DATA PROVIDED:
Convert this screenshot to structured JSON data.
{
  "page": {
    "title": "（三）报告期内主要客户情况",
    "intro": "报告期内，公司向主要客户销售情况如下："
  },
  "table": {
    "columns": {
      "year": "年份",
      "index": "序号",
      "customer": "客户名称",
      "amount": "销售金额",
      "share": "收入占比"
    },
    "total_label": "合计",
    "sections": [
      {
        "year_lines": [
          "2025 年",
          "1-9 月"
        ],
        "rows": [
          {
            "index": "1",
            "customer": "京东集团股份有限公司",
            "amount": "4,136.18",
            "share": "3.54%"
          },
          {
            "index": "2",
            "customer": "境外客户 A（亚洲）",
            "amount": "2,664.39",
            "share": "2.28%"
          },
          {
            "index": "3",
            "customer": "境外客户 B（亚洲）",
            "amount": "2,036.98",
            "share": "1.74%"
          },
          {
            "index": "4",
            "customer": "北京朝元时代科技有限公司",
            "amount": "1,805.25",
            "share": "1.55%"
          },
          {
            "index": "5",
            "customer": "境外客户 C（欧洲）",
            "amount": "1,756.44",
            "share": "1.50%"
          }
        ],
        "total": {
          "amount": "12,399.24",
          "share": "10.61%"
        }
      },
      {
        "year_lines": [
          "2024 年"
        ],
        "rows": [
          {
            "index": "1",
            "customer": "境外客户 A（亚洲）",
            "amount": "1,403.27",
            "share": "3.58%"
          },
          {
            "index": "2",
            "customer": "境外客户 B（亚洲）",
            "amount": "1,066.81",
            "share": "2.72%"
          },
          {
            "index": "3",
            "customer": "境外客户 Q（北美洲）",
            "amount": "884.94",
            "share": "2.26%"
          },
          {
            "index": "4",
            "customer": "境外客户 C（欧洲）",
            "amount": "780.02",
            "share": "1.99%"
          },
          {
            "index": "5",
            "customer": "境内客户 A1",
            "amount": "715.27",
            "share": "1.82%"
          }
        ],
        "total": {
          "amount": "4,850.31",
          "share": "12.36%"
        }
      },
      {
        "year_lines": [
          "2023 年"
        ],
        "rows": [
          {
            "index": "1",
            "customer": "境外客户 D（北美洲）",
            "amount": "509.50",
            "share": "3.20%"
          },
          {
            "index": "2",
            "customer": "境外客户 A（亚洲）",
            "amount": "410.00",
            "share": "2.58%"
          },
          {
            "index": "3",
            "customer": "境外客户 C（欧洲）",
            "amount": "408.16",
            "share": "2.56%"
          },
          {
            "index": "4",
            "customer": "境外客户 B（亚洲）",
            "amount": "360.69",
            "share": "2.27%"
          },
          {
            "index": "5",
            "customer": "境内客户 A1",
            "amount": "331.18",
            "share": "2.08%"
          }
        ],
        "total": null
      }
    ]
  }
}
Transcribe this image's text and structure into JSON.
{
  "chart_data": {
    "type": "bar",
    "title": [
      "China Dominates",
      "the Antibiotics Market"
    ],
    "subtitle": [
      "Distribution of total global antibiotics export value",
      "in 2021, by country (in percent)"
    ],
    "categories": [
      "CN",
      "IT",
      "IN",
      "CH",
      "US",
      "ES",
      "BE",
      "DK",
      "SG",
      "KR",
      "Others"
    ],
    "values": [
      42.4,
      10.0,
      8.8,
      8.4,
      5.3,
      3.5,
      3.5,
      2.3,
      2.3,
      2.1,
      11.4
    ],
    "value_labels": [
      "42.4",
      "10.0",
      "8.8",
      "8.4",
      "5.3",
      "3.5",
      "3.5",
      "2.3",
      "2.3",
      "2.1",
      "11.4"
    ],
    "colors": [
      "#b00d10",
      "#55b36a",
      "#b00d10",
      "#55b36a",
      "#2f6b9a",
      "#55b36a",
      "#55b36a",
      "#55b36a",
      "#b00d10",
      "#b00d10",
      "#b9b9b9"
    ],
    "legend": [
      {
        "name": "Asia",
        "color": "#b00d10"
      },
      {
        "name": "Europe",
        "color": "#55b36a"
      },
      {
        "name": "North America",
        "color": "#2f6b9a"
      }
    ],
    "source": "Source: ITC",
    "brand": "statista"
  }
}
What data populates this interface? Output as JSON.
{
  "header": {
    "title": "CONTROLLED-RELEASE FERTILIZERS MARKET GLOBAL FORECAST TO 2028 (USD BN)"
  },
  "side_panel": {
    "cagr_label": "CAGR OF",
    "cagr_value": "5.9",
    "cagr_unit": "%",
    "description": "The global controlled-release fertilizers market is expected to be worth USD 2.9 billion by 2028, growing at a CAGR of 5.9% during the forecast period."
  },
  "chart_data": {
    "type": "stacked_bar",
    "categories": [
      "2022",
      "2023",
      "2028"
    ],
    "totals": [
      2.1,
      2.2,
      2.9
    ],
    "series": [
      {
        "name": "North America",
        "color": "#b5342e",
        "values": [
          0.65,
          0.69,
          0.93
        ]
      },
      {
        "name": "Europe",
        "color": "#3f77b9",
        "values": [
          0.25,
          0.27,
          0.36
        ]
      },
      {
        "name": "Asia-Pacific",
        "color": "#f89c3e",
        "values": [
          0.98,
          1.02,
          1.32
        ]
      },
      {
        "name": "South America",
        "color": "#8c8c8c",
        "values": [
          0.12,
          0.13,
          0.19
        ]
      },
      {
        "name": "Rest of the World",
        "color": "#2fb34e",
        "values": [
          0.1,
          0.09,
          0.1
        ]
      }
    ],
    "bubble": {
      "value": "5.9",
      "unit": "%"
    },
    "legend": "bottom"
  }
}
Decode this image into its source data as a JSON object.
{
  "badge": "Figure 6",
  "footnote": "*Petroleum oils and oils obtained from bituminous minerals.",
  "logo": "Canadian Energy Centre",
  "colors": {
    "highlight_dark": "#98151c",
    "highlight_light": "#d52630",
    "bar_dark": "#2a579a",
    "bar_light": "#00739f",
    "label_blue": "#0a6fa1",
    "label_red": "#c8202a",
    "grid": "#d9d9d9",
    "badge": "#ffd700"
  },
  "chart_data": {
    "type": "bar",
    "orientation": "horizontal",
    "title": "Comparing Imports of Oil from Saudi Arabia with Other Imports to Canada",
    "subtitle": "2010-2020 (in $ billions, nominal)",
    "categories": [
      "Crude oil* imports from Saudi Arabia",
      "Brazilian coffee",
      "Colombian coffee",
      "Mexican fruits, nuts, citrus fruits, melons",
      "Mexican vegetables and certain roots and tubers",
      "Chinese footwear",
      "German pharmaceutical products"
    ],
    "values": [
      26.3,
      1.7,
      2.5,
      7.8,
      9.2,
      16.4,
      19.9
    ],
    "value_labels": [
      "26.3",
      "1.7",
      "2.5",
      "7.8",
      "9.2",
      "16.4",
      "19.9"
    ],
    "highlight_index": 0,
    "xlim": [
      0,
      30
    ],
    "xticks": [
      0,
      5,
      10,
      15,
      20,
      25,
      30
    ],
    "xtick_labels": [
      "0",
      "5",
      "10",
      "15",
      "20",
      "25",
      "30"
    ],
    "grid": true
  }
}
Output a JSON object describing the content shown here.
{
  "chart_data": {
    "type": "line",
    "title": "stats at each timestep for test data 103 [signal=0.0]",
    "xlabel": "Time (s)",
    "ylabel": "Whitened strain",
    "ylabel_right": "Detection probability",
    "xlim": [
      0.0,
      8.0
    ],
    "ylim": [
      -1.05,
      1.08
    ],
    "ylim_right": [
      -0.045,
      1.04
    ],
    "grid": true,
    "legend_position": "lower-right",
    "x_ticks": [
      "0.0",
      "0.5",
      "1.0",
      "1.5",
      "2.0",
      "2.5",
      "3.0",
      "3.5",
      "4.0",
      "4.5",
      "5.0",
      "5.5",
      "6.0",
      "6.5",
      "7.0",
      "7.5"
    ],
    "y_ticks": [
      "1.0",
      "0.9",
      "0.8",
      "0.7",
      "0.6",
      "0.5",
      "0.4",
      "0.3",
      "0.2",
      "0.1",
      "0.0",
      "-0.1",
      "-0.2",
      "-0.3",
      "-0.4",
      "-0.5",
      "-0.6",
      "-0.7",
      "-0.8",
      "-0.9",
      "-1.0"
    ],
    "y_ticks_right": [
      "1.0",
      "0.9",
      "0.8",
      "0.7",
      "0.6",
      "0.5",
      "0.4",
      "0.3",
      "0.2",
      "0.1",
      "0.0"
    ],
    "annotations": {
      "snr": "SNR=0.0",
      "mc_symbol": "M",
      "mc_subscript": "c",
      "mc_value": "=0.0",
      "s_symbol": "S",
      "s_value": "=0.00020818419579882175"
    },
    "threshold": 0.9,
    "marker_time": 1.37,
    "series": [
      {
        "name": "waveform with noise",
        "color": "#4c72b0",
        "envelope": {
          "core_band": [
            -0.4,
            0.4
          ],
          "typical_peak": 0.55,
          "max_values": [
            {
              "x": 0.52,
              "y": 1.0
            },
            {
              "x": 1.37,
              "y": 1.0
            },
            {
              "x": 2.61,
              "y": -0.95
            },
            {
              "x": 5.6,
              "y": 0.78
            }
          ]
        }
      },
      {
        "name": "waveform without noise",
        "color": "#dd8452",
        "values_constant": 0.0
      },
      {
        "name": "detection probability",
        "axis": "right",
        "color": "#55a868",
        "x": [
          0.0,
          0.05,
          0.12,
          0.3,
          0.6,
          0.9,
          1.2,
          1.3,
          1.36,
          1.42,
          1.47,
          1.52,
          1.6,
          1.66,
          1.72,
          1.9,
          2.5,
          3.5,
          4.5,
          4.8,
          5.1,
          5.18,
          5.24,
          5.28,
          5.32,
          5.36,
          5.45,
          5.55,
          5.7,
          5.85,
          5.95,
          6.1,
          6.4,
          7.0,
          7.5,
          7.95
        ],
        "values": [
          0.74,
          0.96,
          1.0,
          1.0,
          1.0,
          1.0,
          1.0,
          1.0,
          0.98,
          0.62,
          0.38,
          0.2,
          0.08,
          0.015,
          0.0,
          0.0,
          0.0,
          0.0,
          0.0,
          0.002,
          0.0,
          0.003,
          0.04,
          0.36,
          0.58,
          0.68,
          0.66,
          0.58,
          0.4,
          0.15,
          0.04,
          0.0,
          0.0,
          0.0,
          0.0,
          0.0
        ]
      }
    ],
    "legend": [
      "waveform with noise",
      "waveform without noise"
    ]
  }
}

GOAL OF THE EXERCISE: In the entries above, find lines with "coffee" and copy each.

RESPONSE:
      "Brazilian coffee",
      "Colombian coffee",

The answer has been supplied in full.